Exercise requirements —
Work out how many lines hold the string "color". Give that number and nothing more.
═══ Material for this task ═══
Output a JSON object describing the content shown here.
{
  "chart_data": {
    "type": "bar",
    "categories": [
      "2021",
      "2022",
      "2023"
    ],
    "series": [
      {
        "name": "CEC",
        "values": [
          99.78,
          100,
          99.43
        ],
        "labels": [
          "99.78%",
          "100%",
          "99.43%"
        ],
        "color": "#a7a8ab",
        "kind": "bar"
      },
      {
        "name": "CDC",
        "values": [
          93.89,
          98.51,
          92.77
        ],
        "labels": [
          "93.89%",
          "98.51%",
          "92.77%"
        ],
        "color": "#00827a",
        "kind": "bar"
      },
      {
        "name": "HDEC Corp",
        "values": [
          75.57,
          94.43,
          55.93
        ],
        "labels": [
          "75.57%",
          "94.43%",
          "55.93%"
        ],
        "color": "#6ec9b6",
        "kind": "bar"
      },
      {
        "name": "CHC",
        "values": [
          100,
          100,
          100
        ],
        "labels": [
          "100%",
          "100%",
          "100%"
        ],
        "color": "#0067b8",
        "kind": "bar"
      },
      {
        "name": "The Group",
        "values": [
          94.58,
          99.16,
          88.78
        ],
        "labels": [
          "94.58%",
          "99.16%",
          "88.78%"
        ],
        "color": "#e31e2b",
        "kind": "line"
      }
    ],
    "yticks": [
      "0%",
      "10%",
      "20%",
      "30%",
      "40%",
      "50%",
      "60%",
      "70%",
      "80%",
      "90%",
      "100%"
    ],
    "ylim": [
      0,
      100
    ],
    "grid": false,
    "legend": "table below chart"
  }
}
═══
Problem solution —
5